■ **TASK TO COMPLETE**
Identify the lines bearing the string "Earnings" and gather them.

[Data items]
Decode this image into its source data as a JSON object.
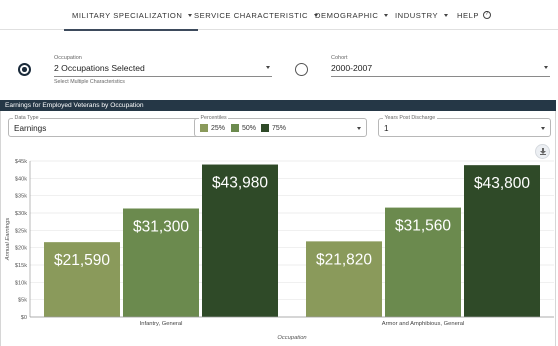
{
  "nav": {
    "items": [
      {
        "label": "MILITARY SPECIALIZATION",
        "active": true
      },
      {
        "label": "SERVICE CHARACTERISTIC",
        "active": false
      },
      {
        "label": "DEMOGRAPHIC",
        "active": false
      },
      {
        "label": "INDUSTRY",
        "active": false
      },
      {
        "label": "HELP",
        "active": false
      }
    ],
    "help_icon": "?"
  },
  "filters": {
    "occupation": {
      "label": "Occupation",
      "value": "2 Occupations Selected",
      "helper": "Select Multiple Characteristics",
      "selected": true
    },
    "cohort": {
      "label": "Cohort",
      "value": "2000-2007",
      "selected": false
    }
  },
  "panel": {
    "title": "Earnings for Employed Veterans by Occupation",
    "data_type": {
      "label": "Data Type",
      "value": "Earnings"
    },
    "percentiles": {
      "label": "Percentiles",
      "items": [
        {
          "label": "25%",
          "color": "#8a9a5b"
        },
        {
          "label": "50%",
          "color": "#6b8a4e"
        },
        {
          "label": "75%",
          "color": "#2f4a28"
        }
      ]
    },
    "years": {
      "label": "Years Post Discharge",
      "value": "1"
    },
    "download_icon": "download-icon"
  },
  "chart_data": {
    "type": "bar",
    "xlabel": "Occupation",
    "ylabel": "Annual Earnings",
    "ylim": [
      0,
      45000
    ],
    "yticks": [
      "$0",
      "$5k",
      "$10k",
      "$15k",
      "$20k",
      "$25k",
      "$30k",
      "$35k",
      "$40k",
      "$45k"
    ],
    "grid": true,
    "categories": [
      "Infantry, General",
      "Armor and Amphibious, General"
    ],
    "series": [
      {
        "name": "25%",
        "color": "#8a9a5b",
        "values": [
          21590,
          21820
        ],
        "labels": [
          "$21,590",
          "$21,820"
        ]
      },
      {
        "name": "50%",
        "color": "#6b8a4e",
        "values": [
          31300,
          31560
        ],
        "labels": [
          "$31,300",
          "$31,560"
        ]
      },
      {
        "name": "75%",
        "color": "#2f4a28",
        "values": [
          43980,
          43800
        ],
        "labels": [
          "$43,980",
          "$43,800"
        ]
      }
    ]
  }
}
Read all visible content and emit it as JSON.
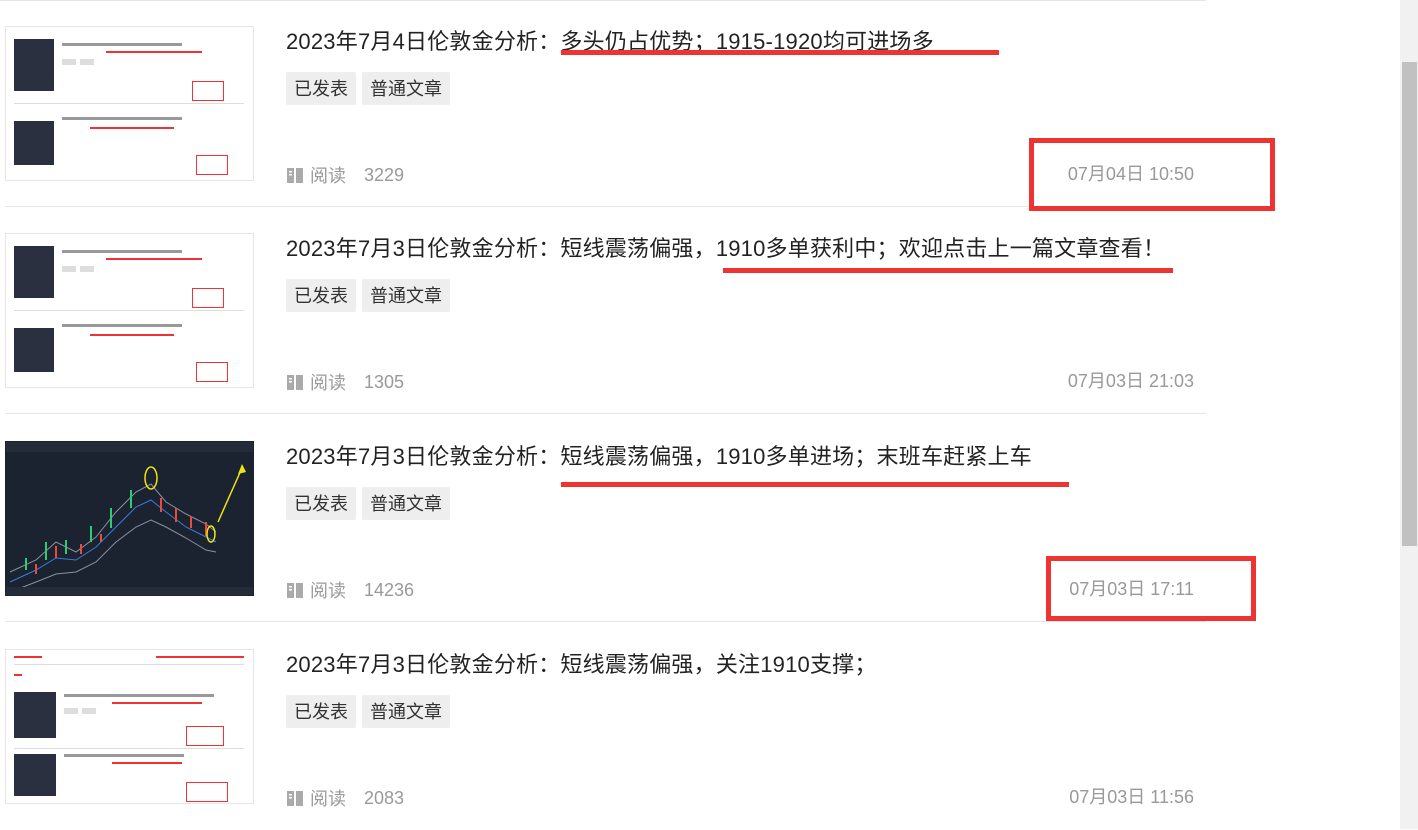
{
  "items": [
    {
      "title": "2023年7月4日伦敦金分析：多头仍占优势；1915-1920均可进场多",
      "tags": [
        "已发表",
        "普通文章"
      ],
      "read_label": "阅读",
      "reads": "3229",
      "date": "07月04日 10:50"
    },
    {
      "title": "2023年7月3日伦敦金分析：短线震荡偏强，1910多单获利中；欢迎点击上一篇文章查看！",
      "tags": [
        "已发表",
        "普通文章"
      ],
      "read_label": "阅读",
      "reads": "1305",
      "date": "07月03日 21:03"
    },
    {
      "title": "2023年7月3日伦敦金分析：短线震荡偏强，1910多单进场；末班车赶紧上车",
      "tags": [
        "已发表",
        "普通文章"
      ],
      "read_label": "阅读",
      "reads": "14236",
      "date": "07月03日 17:11"
    },
    {
      "title": "2023年7月3日伦敦金分析：短线震荡偏强，关注1910支撑；",
      "tags": [
        "已发表",
        "普通文章"
      ],
      "read_label": "阅读",
      "reads": "2083",
      "date": "07月03日 11:56"
    }
  ],
  "colors": {
    "annotation_red": "#ee3333",
    "divider": "#e6e6e6",
    "meta_gray": "#999999"
  }
}
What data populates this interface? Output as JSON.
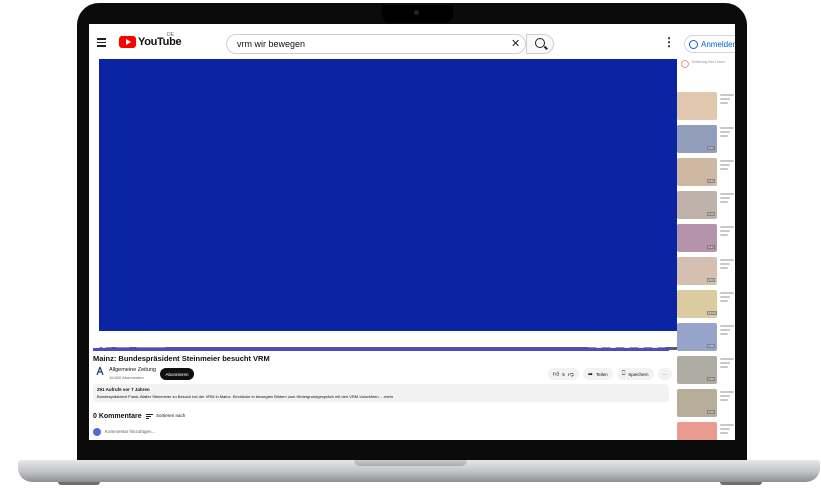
{
  "header": {
    "logo_text": "YouTube",
    "region": "DE",
    "search_value": "vrm wir bewegen",
    "clear_symbol": "✕",
    "more_symbol": "⋮",
    "signin_label": "Anmelden"
  },
  "player": {
    "background": "#0b24a3",
    "progress_fraction": 1.0
  },
  "video": {
    "title": "Mainz: Bundespräsident Steinmeier besucht VRM",
    "channel_name": "Allgemeine Zeitung",
    "channel_subs": "19.800 Abonnenten",
    "subscribe_label": "Abonnieren",
    "likes": "5",
    "share_label": "Teilen",
    "save_label": "Speichern",
    "more_label": "···"
  },
  "description": {
    "meta": "291 Aufrufe  vor 7 Jahren",
    "text": "Bundespräsident Frank-Walter Steinmeier zu Besuch bei der VRM in Mainz. Eindrücke in bewegten Bildern zum Hintergrundgespräch mit den VRM-Volontären.  ...mehr"
  },
  "comments": {
    "count_label": "0 Kommentare",
    "sort_label": "Sortieren nach",
    "input_placeholder": "Kommentar hinzufügen..."
  },
  "sidebar": {
    "top_text": "Erfahrung fürs Leben",
    "items": [
      {
        "color": "#c79a6b",
        "duration": ""
      },
      {
        "color": "#3a4f86",
        "duration": "3:01"
      },
      {
        "color": "#a77f5b",
        "duration": "3:41"
      },
      {
        "color": "#8c7468",
        "duration": "5:16"
      },
      {
        "color": "#7a3b6b",
        "duration": "4:47"
      },
      {
        "color": "#b28b73",
        "duration": "2:53"
      },
      {
        "color": "#c0a24f",
        "duration": "10:00"
      },
      {
        "color": "#3f5a9c",
        "duration": "2:58"
      },
      {
        "color": "#6e6a5b",
        "duration": "4:50"
      },
      {
        "color": "#7e6b4a",
        "duration": "9:22"
      },
      {
        "color": "#d84a36",
        "duration": ""
      }
    ]
  },
  "colors": {
    "accent_red": "#ff0000",
    "signin_blue": "#065fd4",
    "progress_purple": "#4d4bbf"
  }
}
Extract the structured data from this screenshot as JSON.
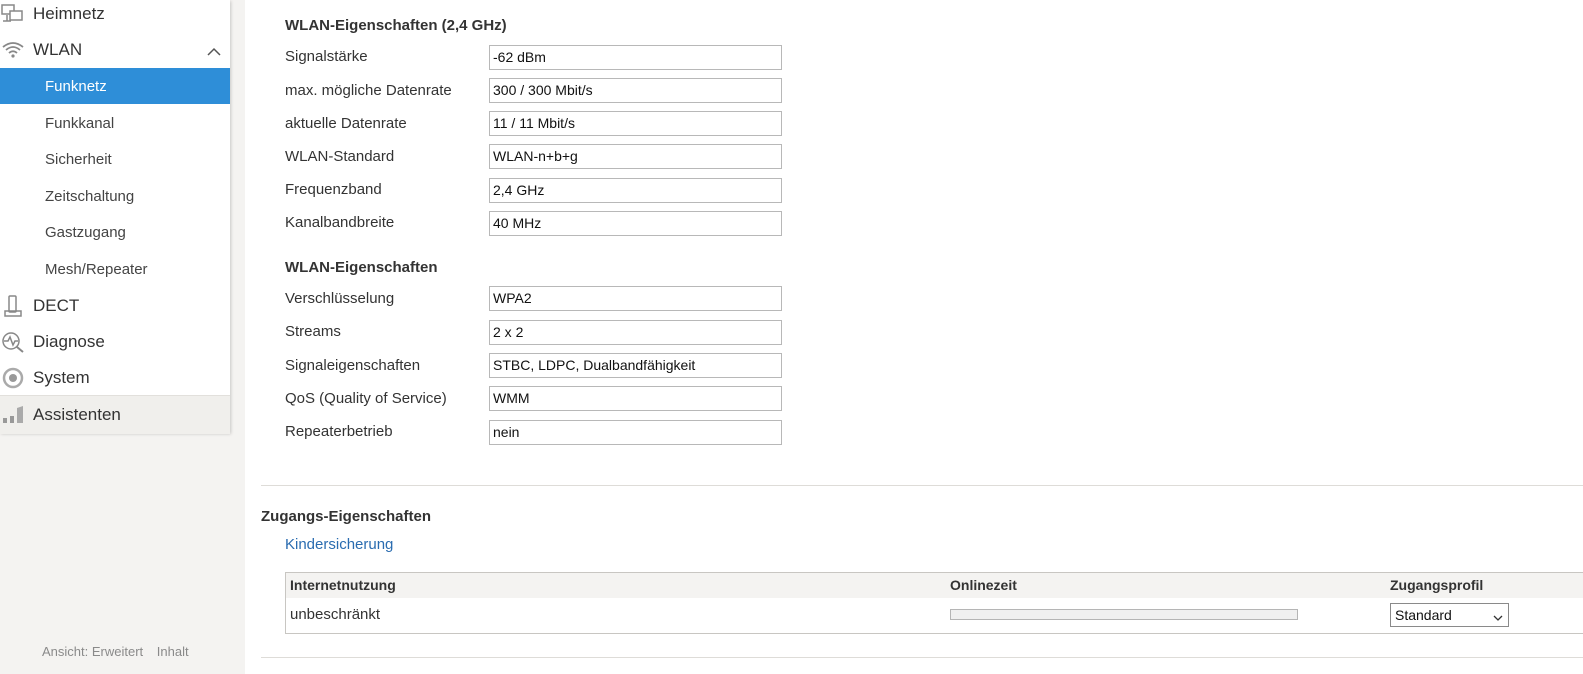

■ **ANSWER TO THE TASK**
    "title": "Earnings for Employed Veterans by Occupation",
      "value": "Earnings"
    "ylabel": "Annual Earnings",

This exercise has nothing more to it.